* STATED EXERCISE:
Report how many lines hold the word "this"; answer with the number alone.

* PROVIDED ENTRIES:
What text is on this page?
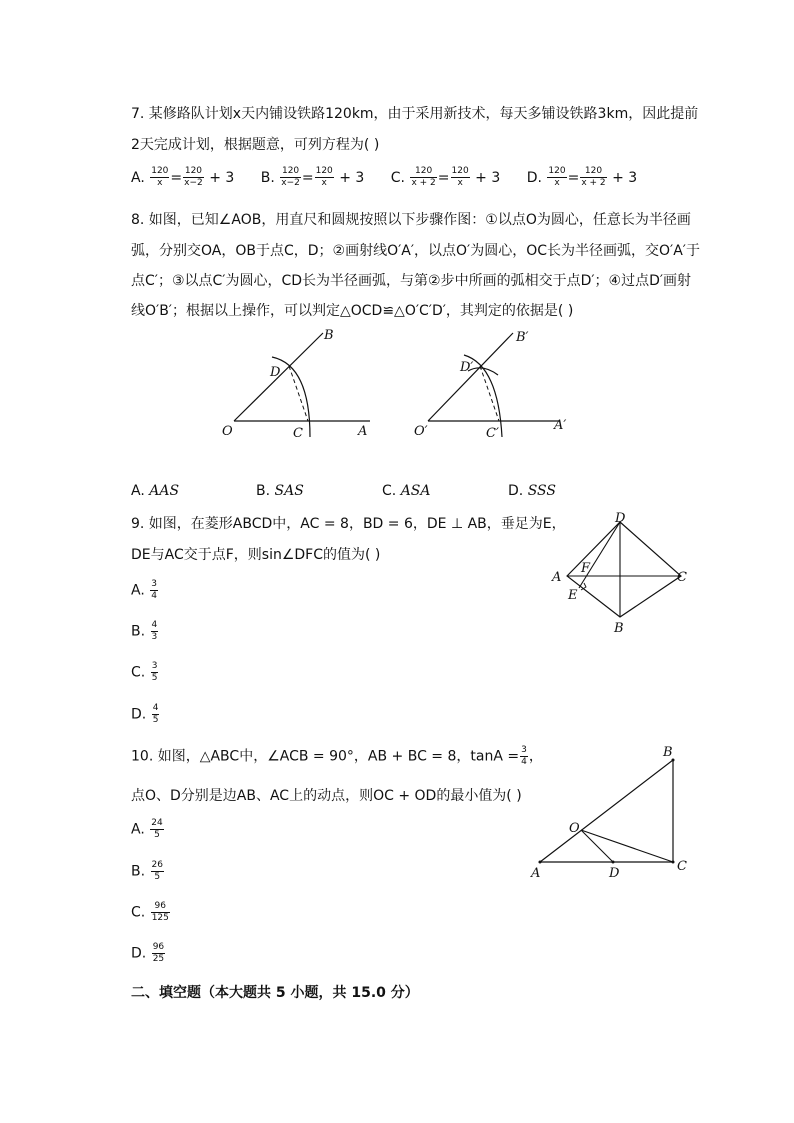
7. 某修路队计划x天内铺设铁路120km，由于采用新技术，每天多铺设铁路3km，因此提前
2天完成计划，根据题意，可列方程为( )
A. $\frac{120}{x} = \frac{120}{x-2} + 3$ B. $\frac{120}{x-2} = \frac{120}{x} + 3$ C. $\frac{120}{x + 2} = \frac{120}{x} + 3$ D. $\frac{120}{x} = \frac{120}{x + 2} + 3$
8. 如图，已知∠AOB，用直尺和圆规按照以下步骤作图：①以点O为圆心，任意长为半径画
弧，分别交OA，OB于点C，D；②画射线O′A′，以点O′为圆心，OC长为半径画弧，交O′A′于
点C′；③以点C′为圆心，CD长为半径画弧，与第②步中所画的弧相交于点D′；④过点D′画射
线O′B′；根据以上操作，可以判定△OCD≌△O′C′D′，其判定的依据是( )
O	C	A
D
B
O′	C′
A′
D′
B′
A. AAS	B. SAS	C. ASA	D. SSS
9. 如图，在菱形ABCD中，AC = 8，BD = 6，DE ⊥ AB，垂足为E，
DE与AC交于点F，则sin∠DFC的值为( )
A
D
C
B
F
E
A. $\frac{3}{4}$
B. $\frac{4}{3}$
C. $\frac{3}{5}$
D. $\frac{4}{5}$
10. 如图，△ABC中，∠ACB = 90°，AB + BC = 8，$\tan A = \frac{3}{4}$ ，
点O、D分别是边AB、AC上的动点，则OC + OD的最小值为( )
B
C
A	D
O
A. $\frac{24}{5}$
B. $\frac{26}{5}$
C. $\frac{96}{125}$
D. $\frac{96}{25}$
二、填空题（本大题共 5 小题，共 15.0 分）
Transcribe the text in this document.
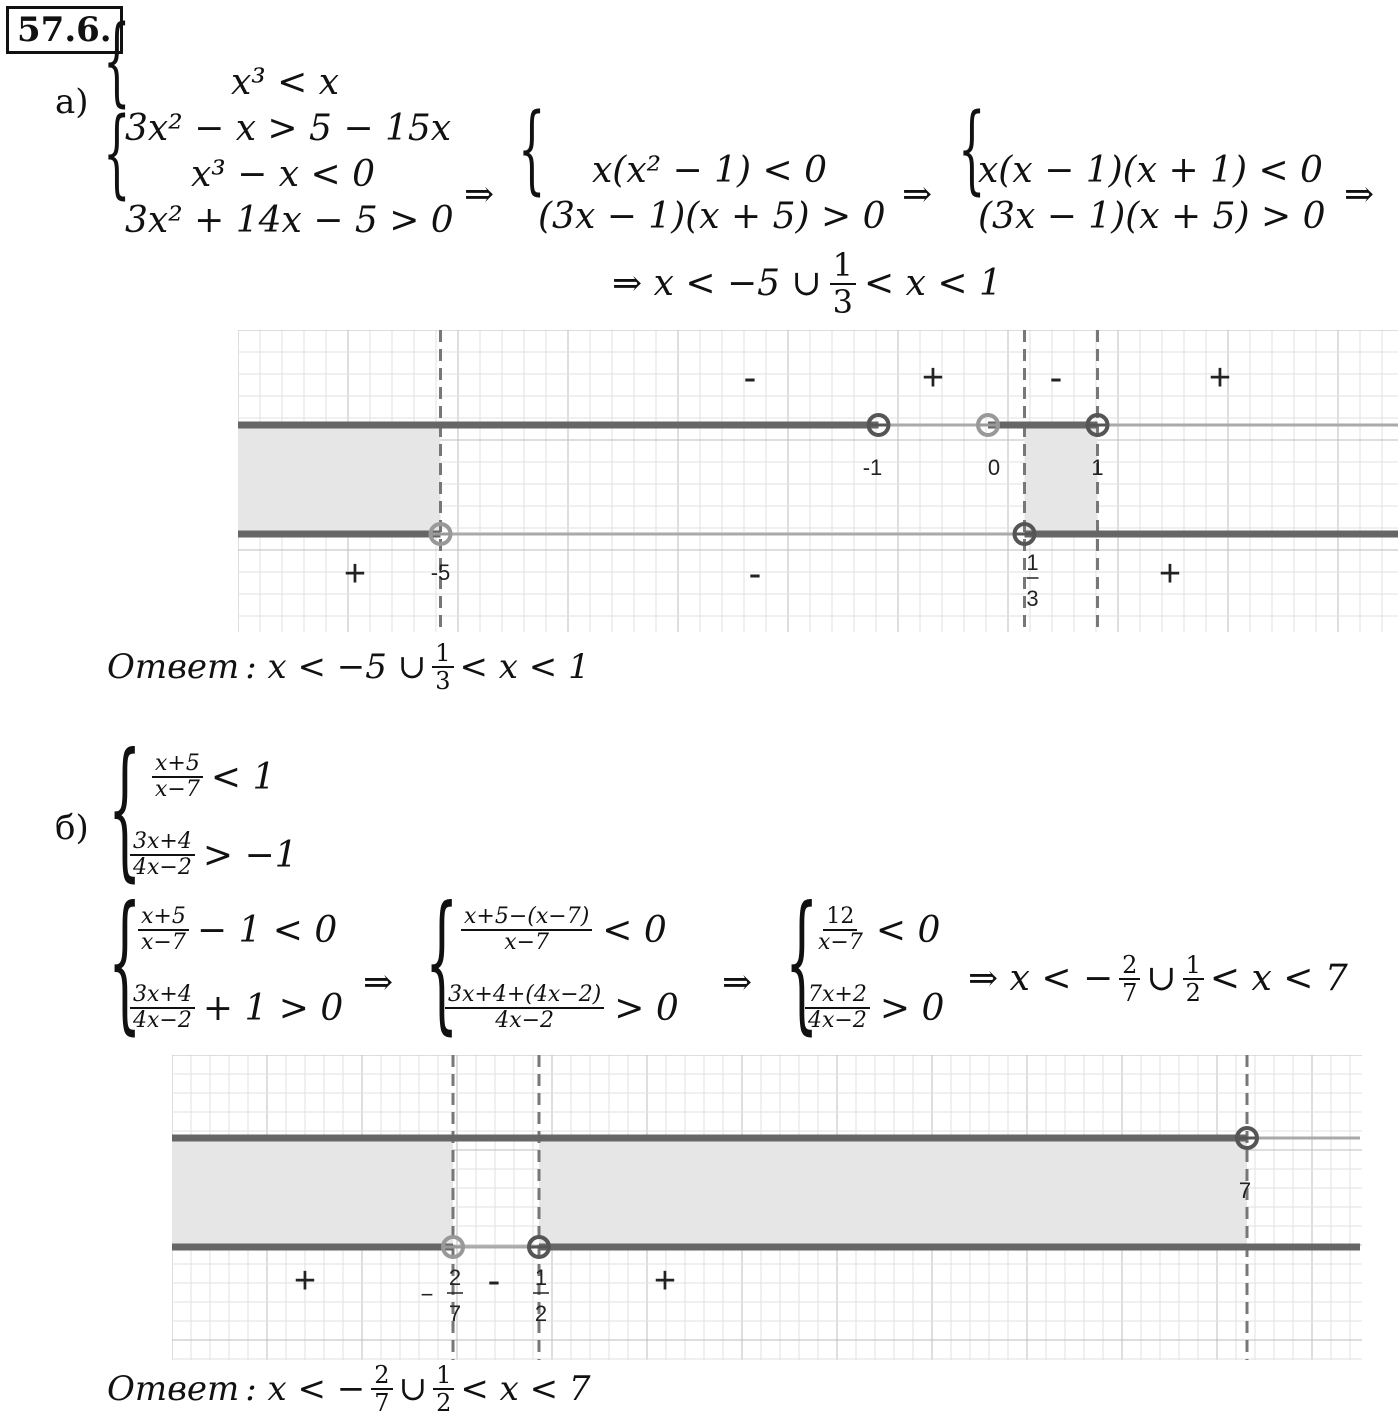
57.6.
а) {	x³ < x
3x² − x > 5 − 15x
{ x³ − x < 0
3x² + 14x − 5 > 0
⇒ { x(x² − 1) < 0
(3x − 1)(x + 5) > 0
⇒ {
x(x − 1)(x + 1) < 0
(3x − 1)(x + 5) > 0
⇒
⇒ x < −5 ∪ $\frac{1}{3} < x < 1$
-1	0	1
-5	1
3
-	+	-	+
+	-	+
Ответ : x < −5 ∪ $\frac{1}{3} < x < 1$
б) { $\frac{x+5}{x-7} < 1$
$\frac{3x+4}{4x-2} > -1$
{
$\frac{x+5}{x-7} - 1 < 0$
$\frac{3x+4}{4x-2} + 1 > 0$
⇒ { $\frac{x+5-(x-7)}{x-7} < 0$
$\frac{3x+4+(4x-2)}{4x-2} > 0$
⇒ {
$\frac{12}{x-7} < 0$
$\frac{7x+2}{4x-2} > 0$
⇒ x < − $\frac{2}{7}$ ∪ $\frac{1}{2} < x < 7$
7
2
7
−
1
2
+	-	+
Ответ : x < − $\frac{2}{7}$ ∪ $\frac{1}{2} < x < 7$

* TASK OUTPUT:
2